***** PAGE EXTRACT
Our next question comes from Jason McCarthy with Maxim Group.

Hi, this is actually Noreen on for Jason. Thanks for taking the questions. Actually, first, nobody mentioned it, so Joseph, I just wanted to say nice job on that op-ed on The Hill, by the way.

Oh, thank you. Thanks, Noreen.

So with regards to -- well, my first question relates to 5150. You presented some positive data on the program in prostate cancer at this year's ESMO, and in the Phase I clinical trial you had patients that had no history of androgen deprivation there. Given that ADT appears to be fairly standard now followed by anti-antigens, which have also moved up the treatment paradigm for prostate cancer with Erleada and Xtandi in the non-metastatic setting, where do you think 5150 would be positioned if you were moving forward with the program with a partner?

Wonderful question. We think just from the reality of where the field is, we'll have to go to later stage patients, castrate-resistant metastatic setting in combination with established products or maybe even other immunotherapy. So that's really where we can show the biggest bang for the buck. Because, you know, the field doesn't have the patients or the patience to do these earlier-stage studies because it's harder to get approval through these earlier interventions. So I think we and our potential partners will have to go into the late stage, in this case castrate-resistant setting, metastatic setting. So that's where we expect the next trial to be.
**********
*TASK REQUIREMENTS*.
a) Rewrite the paragraph of the transcript beginning "Wonderful question. We think" in a shorter form that keeps its main facts.
b) Quote the stretch of the transcript from "So with regards" through "with a partner?".
The items that come after the transcript are from a separate source.
***** RAW DATA
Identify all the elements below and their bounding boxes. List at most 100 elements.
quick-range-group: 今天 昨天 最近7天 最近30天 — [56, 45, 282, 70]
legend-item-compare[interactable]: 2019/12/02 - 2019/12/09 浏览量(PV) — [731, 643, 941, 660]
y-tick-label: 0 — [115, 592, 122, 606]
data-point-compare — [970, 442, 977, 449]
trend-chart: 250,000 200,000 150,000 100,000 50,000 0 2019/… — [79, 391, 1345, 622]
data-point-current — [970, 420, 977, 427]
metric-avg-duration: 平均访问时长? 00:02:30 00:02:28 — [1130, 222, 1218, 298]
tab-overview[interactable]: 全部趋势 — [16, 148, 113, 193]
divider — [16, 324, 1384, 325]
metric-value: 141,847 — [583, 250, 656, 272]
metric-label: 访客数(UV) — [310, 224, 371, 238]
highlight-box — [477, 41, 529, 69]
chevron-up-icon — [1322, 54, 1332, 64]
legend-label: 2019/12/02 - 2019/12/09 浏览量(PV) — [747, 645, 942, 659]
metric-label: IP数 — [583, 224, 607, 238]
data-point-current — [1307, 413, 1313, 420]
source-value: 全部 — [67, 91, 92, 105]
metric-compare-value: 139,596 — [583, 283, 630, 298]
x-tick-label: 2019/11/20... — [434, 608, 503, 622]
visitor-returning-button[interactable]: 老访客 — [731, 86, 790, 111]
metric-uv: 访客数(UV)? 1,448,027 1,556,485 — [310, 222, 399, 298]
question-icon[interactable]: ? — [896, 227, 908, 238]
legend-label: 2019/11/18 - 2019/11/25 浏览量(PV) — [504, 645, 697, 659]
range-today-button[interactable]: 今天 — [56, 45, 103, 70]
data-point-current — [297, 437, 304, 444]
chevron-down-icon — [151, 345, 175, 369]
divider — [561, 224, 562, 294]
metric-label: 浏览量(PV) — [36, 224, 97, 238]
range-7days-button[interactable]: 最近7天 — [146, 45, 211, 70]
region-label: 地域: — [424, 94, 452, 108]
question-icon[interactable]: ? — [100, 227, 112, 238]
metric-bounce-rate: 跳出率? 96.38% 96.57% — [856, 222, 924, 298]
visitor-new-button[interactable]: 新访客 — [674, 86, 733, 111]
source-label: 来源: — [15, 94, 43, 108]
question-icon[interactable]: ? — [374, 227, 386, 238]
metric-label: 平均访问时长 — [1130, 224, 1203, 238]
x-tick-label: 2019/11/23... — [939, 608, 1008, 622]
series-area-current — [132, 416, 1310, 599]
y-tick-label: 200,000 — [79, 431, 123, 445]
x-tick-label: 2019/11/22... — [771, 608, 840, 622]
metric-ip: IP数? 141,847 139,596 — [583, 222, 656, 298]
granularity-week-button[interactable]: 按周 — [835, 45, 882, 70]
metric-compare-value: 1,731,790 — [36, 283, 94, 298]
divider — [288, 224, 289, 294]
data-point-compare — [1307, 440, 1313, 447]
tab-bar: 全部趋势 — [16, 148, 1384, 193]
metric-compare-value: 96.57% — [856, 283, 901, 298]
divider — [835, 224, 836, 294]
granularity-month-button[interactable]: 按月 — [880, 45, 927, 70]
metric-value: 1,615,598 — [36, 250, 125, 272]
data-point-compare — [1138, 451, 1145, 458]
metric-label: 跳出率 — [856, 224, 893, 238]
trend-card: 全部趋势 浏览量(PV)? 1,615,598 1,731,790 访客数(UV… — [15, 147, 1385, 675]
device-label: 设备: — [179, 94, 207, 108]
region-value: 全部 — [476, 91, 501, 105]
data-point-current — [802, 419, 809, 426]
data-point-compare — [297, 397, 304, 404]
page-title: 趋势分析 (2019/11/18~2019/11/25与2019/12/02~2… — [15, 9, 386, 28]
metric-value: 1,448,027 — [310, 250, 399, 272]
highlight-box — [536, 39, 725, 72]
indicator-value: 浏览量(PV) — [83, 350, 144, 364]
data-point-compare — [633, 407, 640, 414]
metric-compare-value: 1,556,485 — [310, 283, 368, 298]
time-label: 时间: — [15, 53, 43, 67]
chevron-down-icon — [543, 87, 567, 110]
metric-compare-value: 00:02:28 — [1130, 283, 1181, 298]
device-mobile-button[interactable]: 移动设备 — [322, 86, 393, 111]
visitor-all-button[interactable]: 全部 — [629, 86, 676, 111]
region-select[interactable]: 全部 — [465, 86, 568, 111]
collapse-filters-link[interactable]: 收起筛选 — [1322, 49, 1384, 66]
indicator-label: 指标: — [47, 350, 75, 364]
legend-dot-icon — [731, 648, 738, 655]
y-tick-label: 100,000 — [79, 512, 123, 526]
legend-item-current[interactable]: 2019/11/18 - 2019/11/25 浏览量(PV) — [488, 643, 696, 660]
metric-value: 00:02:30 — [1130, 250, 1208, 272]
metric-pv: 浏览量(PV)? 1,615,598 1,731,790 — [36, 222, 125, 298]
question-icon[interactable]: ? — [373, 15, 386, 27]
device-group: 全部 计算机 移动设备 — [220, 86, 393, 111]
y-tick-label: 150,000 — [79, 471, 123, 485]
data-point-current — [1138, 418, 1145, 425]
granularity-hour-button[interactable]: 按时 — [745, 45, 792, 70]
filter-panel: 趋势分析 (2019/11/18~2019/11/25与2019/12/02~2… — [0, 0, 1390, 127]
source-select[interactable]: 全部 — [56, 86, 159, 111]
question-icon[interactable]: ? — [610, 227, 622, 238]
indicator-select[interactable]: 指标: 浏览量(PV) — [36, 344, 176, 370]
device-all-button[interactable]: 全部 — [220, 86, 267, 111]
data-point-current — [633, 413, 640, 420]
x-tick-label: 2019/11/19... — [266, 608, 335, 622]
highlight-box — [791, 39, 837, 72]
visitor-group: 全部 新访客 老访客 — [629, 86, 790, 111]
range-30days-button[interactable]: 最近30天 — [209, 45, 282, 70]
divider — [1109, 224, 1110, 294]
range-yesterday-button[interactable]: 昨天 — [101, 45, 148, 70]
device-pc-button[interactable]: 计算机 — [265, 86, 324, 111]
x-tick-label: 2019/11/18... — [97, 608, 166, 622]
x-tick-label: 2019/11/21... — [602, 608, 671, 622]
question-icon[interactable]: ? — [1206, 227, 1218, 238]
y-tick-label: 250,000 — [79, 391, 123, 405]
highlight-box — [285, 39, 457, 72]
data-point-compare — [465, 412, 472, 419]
**********
*OUTPUTS FOR THE TASKS*.
a) Given where the field stands, the speaker's side expects to move to later-stage patients in the castrate-resistant metastatic setting, combined with established products or perhaps other immunotherapy. That is where they can show the biggest payoff. Earlier-stage studies lack both patients and patience, and earlier interventions are harder to get approved. So they and potential partners will go the late-stage route, and they expect the next trial to be there.

b)
So with regards to -- well, my first question relates to 5150. You presented some positive data on the program in prostate cancer at this year's ESMO, and in the Phase I clinical trial you had patients that had no history of androgen deprivation there. Given that ADT appears to be fairly standard now followed by anti-antigens, which have also moved up the treatment paradigm for prostate cancer with Erleada and Xtandi in the non-metastatic setting, where do you think 5150 would be positioned if you were moving forward with the program with a partner?